>> BEGIN SUPPLIED ENTRIES

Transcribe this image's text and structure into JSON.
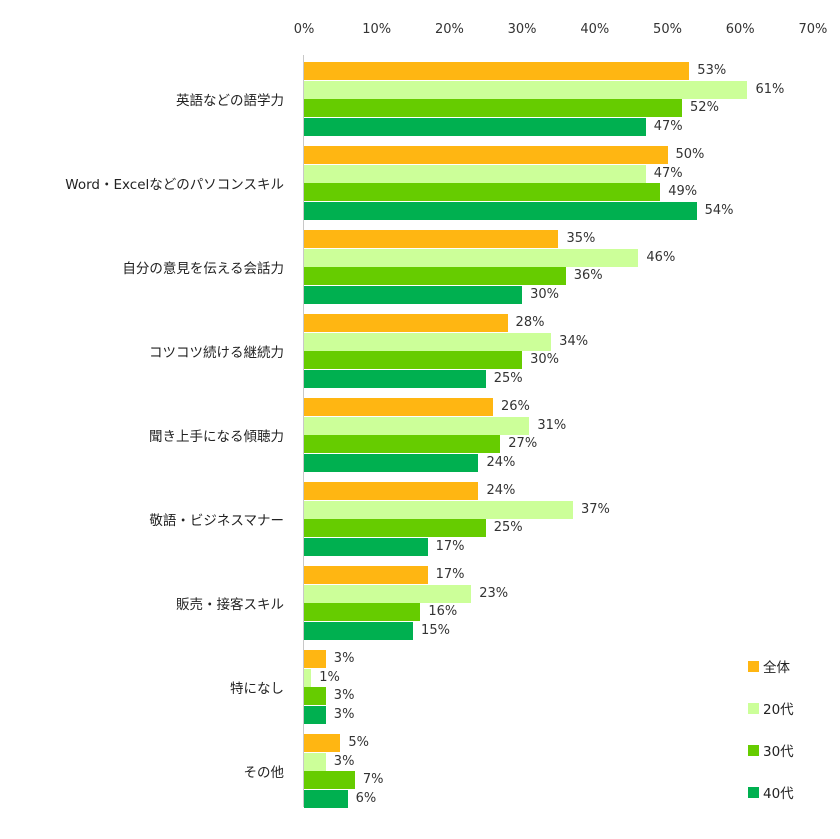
{
  "chart_data": {
    "type": "bar",
    "orientation": "horizontal",
    "title": "",
    "xlabel": "",
    "ylabel": "",
    "xlim": [
      0,
      70
    ],
    "x_ticks": [
      "0%",
      "10%",
      "20%",
      "30%",
      "40%",
      "50%",
      "60%",
      "70%"
    ],
    "grid": false,
    "legend_position": "bottom-right",
    "categories": [
      "英語などの語学力",
      "Word・Excelなどのパソコンスキル",
      "自分の意見を伝える会話力",
      "コツコツ続ける継続力",
      "聞き上手になる傾聴力",
      "敬語・ビジネスマナー",
      "販売・接客スキル",
      "特になし",
      "その他"
    ],
    "series": [
      {
        "name": "全体",
        "color": "#FFB612",
        "values": [
          53,
          50,
          35,
          28,
          26,
          24,
          17,
          3,
          5
        ]
      },
      {
        "name": "20代",
        "color": "#CCFF99",
        "values": [
          61,
          47,
          46,
          34,
          31,
          37,
          23,
          1,
          3
        ]
      },
      {
        "name": "30代",
        "color": "#66CC00",
        "values": [
          52,
          49,
          36,
          30,
          27,
          25,
          16,
          3,
          7
        ]
      },
      {
        "name": "40代",
        "color": "#00B050",
        "values": [
          47,
          54,
          30,
          25,
          24,
          17,
          15,
          3,
          6
        ]
      }
    ]
  }
}
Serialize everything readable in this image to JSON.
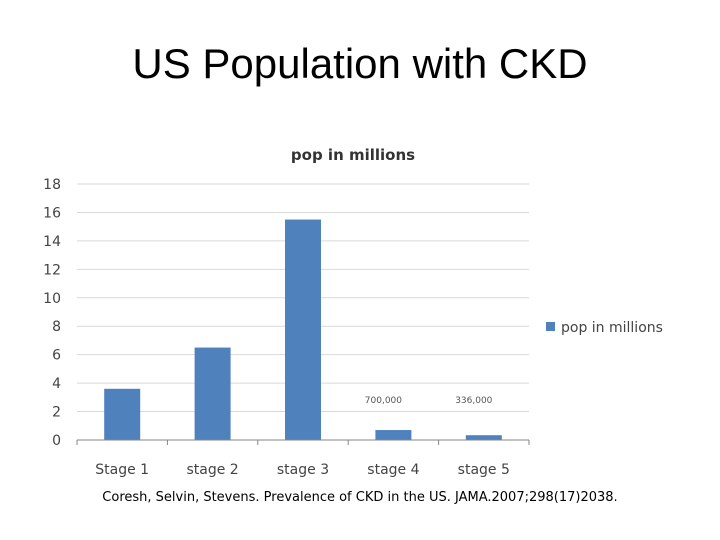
{
  "slide": {
    "title": "US Population with CKD",
    "citation": "Coresh, Selvin, Stevens. Prevalence of CKD in the US. JAMA.2007;298(17)2038."
  },
  "chart_data": {
    "type": "bar",
    "title": "pop in millions",
    "categories": [
      "Stage 1",
      "stage 2",
      "stage 3",
      "stage 4",
      "stage 5"
    ],
    "series": [
      {
        "name": "pop in millions",
        "values": [
          3.6,
          6.5,
          15.5,
          0.7,
          0.336
        ],
        "color": "#4F81BD"
      }
    ],
    "data_labels": [
      "",
      "",
      "",
      "700,000",
      "336,000"
    ],
    "ylim": [
      0,
      18
    ],
    "yticks": [
      0,
      2,
      4,
      6,
      8,
      10,
      12,
      14,
      16,
      18
    ],
    "xlabel": "",
    "ylabel": "",
    "grid": true,
    "legend_position": "right"
  }
}
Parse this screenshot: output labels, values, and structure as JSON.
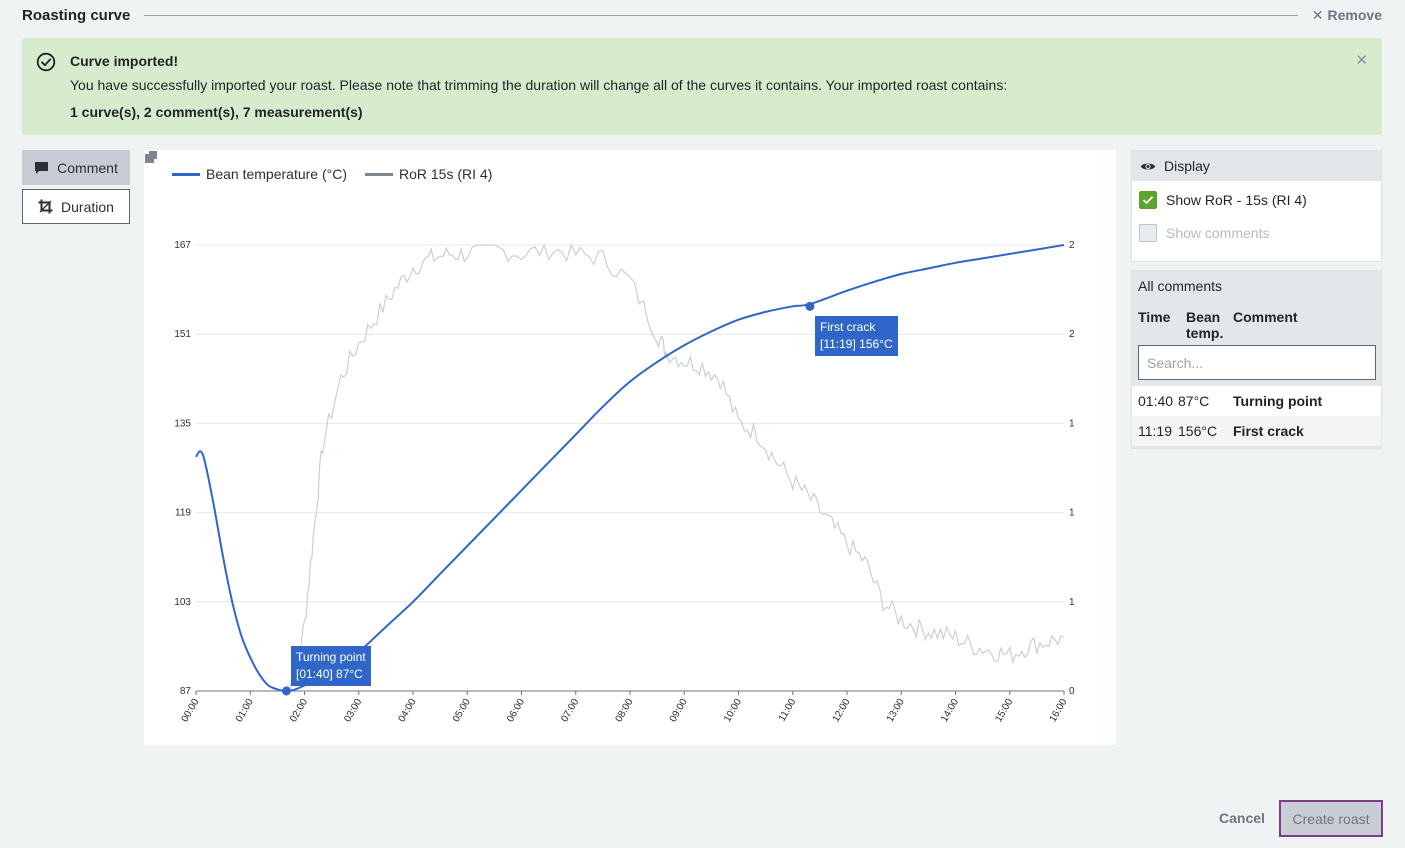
{
  "header": {
    "title": "Roasting curve",
    "remove_label": "Remove",
    "remove_icon": "close-icon"
  },
  "banner": {
    "title": "Curve imported!",
    "message": "You have successfully imported your roast. Please note that trimming the duration will change all of the curves it contains. Your imported roast contains:",
    "counts": "1 curve(s), 2 comment(s), 7 measurement(s)",
    "icon": "check-circle-icon",
    "close_icon": "close-icon",
    "color": "#d7ebcd"
  },
  "tools": {
    "comment_label": "Comment",
    "duration_label": "Duration"
  },
  "chart_data": {
    "type": "line",
    "x_unit": "mm:ss",
    "x_ticks": [
      "00:00",
      "01:00",
      "02:00",
      "03:00",
      "04:00",
      "05:00",
      "06:00",
      "07:00",
      "08:00",
      "09:00",
      "10:00",
      "11:00",
      "12:00",
      "13:00",
      "14:00",
      "15:00",
      "16:00"
    ],
    "xlim_seconds": [
      0,
      960
    ],
    "y_left_ticks": [
      "87",
      "103",
      "119",
      "135",
      "151",
      "167"
    ],
    "ylim": [
      87,
      167
    ],
    "y_right_ticks": [
      "0",
      "1",
      "1",
      "1",
      "2",
      "2"
    ],
    "grid": true,
    "legend_position": "top-left",
    "series": [
      {
        "name": "Bean temperature (°C)",
        "color": "#2f66c8",
        "x_seconds": [
          0,
          5,
          10,
          20,
          30,
          40,
          50,
          60,
          70,
          80,
          90,
          100,
          110,
          120,
          150,
          180,
          210,
          240,
          270,
          300,
          330,
          360,
          390,
          420,
          450,
          480,
          510,
          540,
          570,
          600,
          630,
          660,
          679,
          720,
          750,
          780,
          810,
          840,
          870,
          900,
          930,
          960
        ],
        "y": [
          129,
          130,
          128,
          120,
          111,
          103,
          97,
          93,
          90,
          88,
          87.3,
          87,
          87.3,
          88,
          90,
          94,
          98.5,
          103,
          108,
          113,
          118,
          123,
          128,
          133,
          138,
          142.5,
          146,
          149,
          151.5,
          153.6,
          155,
          156,
          156.4,
          158.8,
          160.4,
          161.8,
          162.8,
          163.8,
          164.6,
          165.4,
          166.2,
          167
        ]
      },
      {
        "name": "RoR 15s (RI 4)",
        "color": "#c9cfd4",
        "x_seconds": [
          100,
          110,
          120,
          130,
          140,
          160,
          180,
          200,
          220,
          240,
          260,
          280,
          300,
          330,
          360,
          390,
          420,
          450,
          480,
          510,
          520,
          540,
          560,
          580,
          600,
          620,
          640,
          660,
          680,
          700,
          720,
          740,
          760,
          780,
          800,
          820,
          840,
          860,
          880,
          900,
          920,
          940,
          960
        ],
        "y_relative": [
          0.0,
          0.05,
          0.15,
          0.35,
          0.55,
          0.7,
          0.78,
          0.84,
          0.9,
          0.95,
          0.97,
          0.98,
          0.98,
          0.99,
          0.98,
          0.99,
          0.98,
          0.97,
          0.92,
          0.8,
          0.76,
          0.74,
          0.73,
          0.7,
          0.6,
          0.58,
          0.52,
          0.47,
          0.43,
          0.38,
          0.33,
          0.29,
          0.2,
          0.16,
          0.14,
          0.13,
          0.12,
          0.1,
          0.09,
          0.08,
          0.1,
          0.11,
          0.12
        ]
      }
    ],
    "annotations": [
      {
        "label": "Turning point",
        "detail": "[01:40] 87°C",
        "x_seconds": 100,
        "y": 87
      },
      {
        "label": "First crack",
        "detail": "[11:19] 156°C",
        "x_seconds": 679,
        "y": 156
      }
    ]
  },
  "display": {
    "title": "Display",
    "icon": "eye-icon",
    "show_ror_label": "Show RoR - 15s (RI 4)",
    "show_ror_checked": true,
    "show_comments_label": "Show comments",
    "show_comments_checked": false
  },
  "comments": {
    "title": "All comments",
    "col_time": "Time",
    "col_temp": "Bean temp.",
    "col_comment": "Comment",
    "search_placeholder": "Search...",
    "rows": [
      {
        "time": "01:40",
        "temp": "87°C",
        "text": "Turning point"
      },
      {
        "time": "11:19",
        "temp": "156°C",
        "text": "First crack"
      }
    ]
  },
  "footer": {
    "cancel_label": "Cancel",
    "create_label": "Create roast"
  }
}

>> END SUPPLIED ENTRIES

Output the material word for word, omitting its pictures.

Transcribe this image's text and structure into JSON.
{
  "chart_data": {
    "type": "bar",
    "orientation": "horizontal",
    "title": "",
    "xlabel": "",
    "ylabel": "",
    "xlim": [
      0,
      70
    ],
    "x_ticks": [
      "0%",
      "10%",
      "20%",
      "30%",
      "40%",
      "50%",
      "60%",
      "70%"
    ],
    "grid": false,
    "legend_position": "bottom-right",
    "categories": [
      "英語などの語学力",
      "Word・Excelなどのパソコンスキル",
      "自分の意見を伝える会話力",
      "コツコツ続ける継続力",
      "聞き上手になる傾聴力",
      "敬語・ビジネスマナー",
      "販売・接客スキル",
      "特になし",
      "その他"
    ],
    "series": [
      {
        "name": "全体",
        "color": "#FFB612",
        "values": [
          53,
          50,
          35,
          28,
          26,
          24,
          17,
          3,
          5
        ]
      },
      {
        "name": "20代",
        "color": "#CCFF99",
        "values": [
          61,
          47,
          46,
          34,
          31,
          37,
          23,
          1,
          3
        ]
      },
      {
        "name": "30代",
        "color": "#66CC00",
        "values": [
          52,
          49,
          36,
          30,
          27,
          25,
          16,
          3,
          7
        ]
      },
      {
        "name": "40代",
        "color": "#00B050",
        "values": [
          47,
          54,
          30,
          25,
          24,
          17,
          15,
          3,
          6
        ]
      }
    ]
  }
}
Serialize everything readable in this image to JSON.
{
  "slide": {
    "title": "US Population with CKD",
    "citation": "Coresh, Selvin, Stevens. Prevalence of CKD in the US. JAMA.2007;298(17)2038."
  },
  "chart_data": {
    "type": "bar",
    "title": "pop in millions",
    "categories": [
      "Stage 1",
      "stage 2",
      "stage 3",
      "stage 4",
      "stage 5"
    ],
    "series": [
      {
        "name": "pop in millions",
        "values": [
          3.6,
          6.5,
          15.5,
          0.7,
          0.336
        ],
        "color": "#4F81BD"
      }
    ],
    "data_labels": [
      "",
      "",
      "",
      "700,000",
      "336,000"
    ],
    "ylim": [
      0,
      18
    ],
    "yticks": [
      0,
      2,
      4,
      6,
      8,
      10,
      12,
      14,
      16,
      18
    ],
    "xlabel": "",
    "ylabel": "",
    "grid": true,
    "legend_position": "right"
  }
}
Parse this screenshot: output labels, values, and structure as JSON.
{
  "header": {
    "title": "Roasting curve",
    "remove_label": "Remove",
    "remove_icon": "close-icon"
  },
  "banner": {
    "title": "Curve imported!",
    "message": "You have successfully imported your roast. Please note that trimming the duration will change all of the curves it contains. Your imported roast contains:",
    "counts": "1 curve(s), 2 comment(s), 7 measurement(s)",
    "icon": "check-circle-icon",
    "close_icon": "close-icon",
    "color": "#d7ebcd"
  },
  "tools": {
    "comment_label": "Comment",
    "duration_label": "Duration"
  },
  "chart_data": {
    "type": "line",
    "x_unit": "mm:ss",
    "x_ticks": [
      "00:00",
      "01:00",
      "02:00",
      "03:00",
      "04:00",
      "05:00",
      "06:00",
      "07:00",
      "08:00",
      "09:00",
      "10:00",
      "11:00",
      "12:00",
      "13:00",
      "14:00",
      "15:00",
      "16:00"
    ],
    "xlim_seconds": [
      0,
      960
    ],
    "y_left_ticks": [
      "87",
      "103",
      "119",
      "135",
      "151",
      "167"
    ],
    "ylim": [
      87,
      167
    ],
    "y_right_ticks": [
      "0",
      "1",
      "1",
      "1",
      "2",
      "2"
    ],
    "grid": true,
    "legend_position": "top-left",
    "series": [
      {
        "name": "Bean temperature (°C)",
        "color": "#2f66c8",
        "x_seconds": [
          0,
          5,
          10,
          20,
          30,
          40,
          50,
          60,
          70,
          80,
          90,
          100,
          110,
          120,
          150,
          180,
          210,
          240,
          270,
          300,
          330,
          360,
          390,
          420,
          450,
          480,
          510,
          540,
          570,
          600,
          630,
          660,
          679,
          720,
          750,
          780,
          810,
          840,
          870,
          900,
          930,
          960
        ],
        "y": [
          129,
          130,
          128,
          120,
          111,
          103,
          97,
          93,
          90,
          88,
          87.3,
          87,
          87.3,
          88,
          90,
          94,
          98.5,
          103,
          108,
          113,
          118,
          123,
          128,
          133,
          138,
          142.5,
          146,
          149,
          151.5,
          153.6,
          155,
          156,
          156.4,
          158.8,
          160.4,
          161.8,
          162.8,
          163.8,
          164.6,
          165.4,
          166.2,
          167
        ]
      },
      {
        "name": "RoR 15s (RI 4)",
        "color": "#c9cfd4",
        "x_seconds": [
          100,
          110,
          120,
          130,
          140,
          160,
          180,
          200,
          220,
          240,
          260,
          280,
          300,
          330,
          360,
          390,
          420,
          450,
          480,
          510,
          520,
          540,
          560,
          580,
          600,
          620,
          640,
          660,
          680,
          700,
          720,
          740,
          760,
          780,
          800,
          820,
          840,
          860,
          880,
          900,
          920,
          940,
          960
        ],
        "y_relative": [
          0.0,
          0.05,
          0.15,
          0.35,
          0.55,
          0.7,
          0.78,
          0.84,
          0.9,
          0.95,
          0.97,
          0.98,
          0.98,
          0.99,
          0.98,
          0.99,
          0.98,
          0.97,
          0.92,
          0.8,
          0.76,
          0.74,
          0.73,
          0.7,
          0.6,
          0.58,
          0.52,
          0.47,
          0.43,
          0.38,
          0.33,
          0.29,
          0.2,
          0.16,
          0.14,
          0.13,
          0.12,
          0.1,
          0.09,
          0.08,
          0.1,
          0.11,
          0.12
        ]
      }
    ],
    "annotations": [
      {
        "label": "Turning point",
        "detail": "[01:40] 87°C",
        "x_seconds": 100,
        "y": 87
      },
      {
        "label": "First crack",
        "detail": "[11:19] 156°C",
        "x_seconds": 679,
        "y": 156
      }
    ]
  },
  "display": {
    "title": "Display",
    "icon": "eye-icon",
    "show_ror_label": "Show RoR - 15s (RI 4)",
    "show_ror_checked": true,
    "show_comments_label": "Show comments",
    "show_comments_checked": false
  },
  "comments": {
    "title": "All comments",
    "col_time": "Time",
    "col_temp": "Bean temp.",
    "col_comment": "Comment",
    "search_placeholder": "Search...",
    "rows": [
      {
        "time": "01:40",
        "temp": "87°C",
        "text": "Turning point"
      },
      {
        "time": "11:19",
        "temp": "156°C",
        "text": "First crack"
      }
    ]
  },
  "footer": {
    "cancel_label": "Cancel",
    "create_label": "Create roast"
  }
}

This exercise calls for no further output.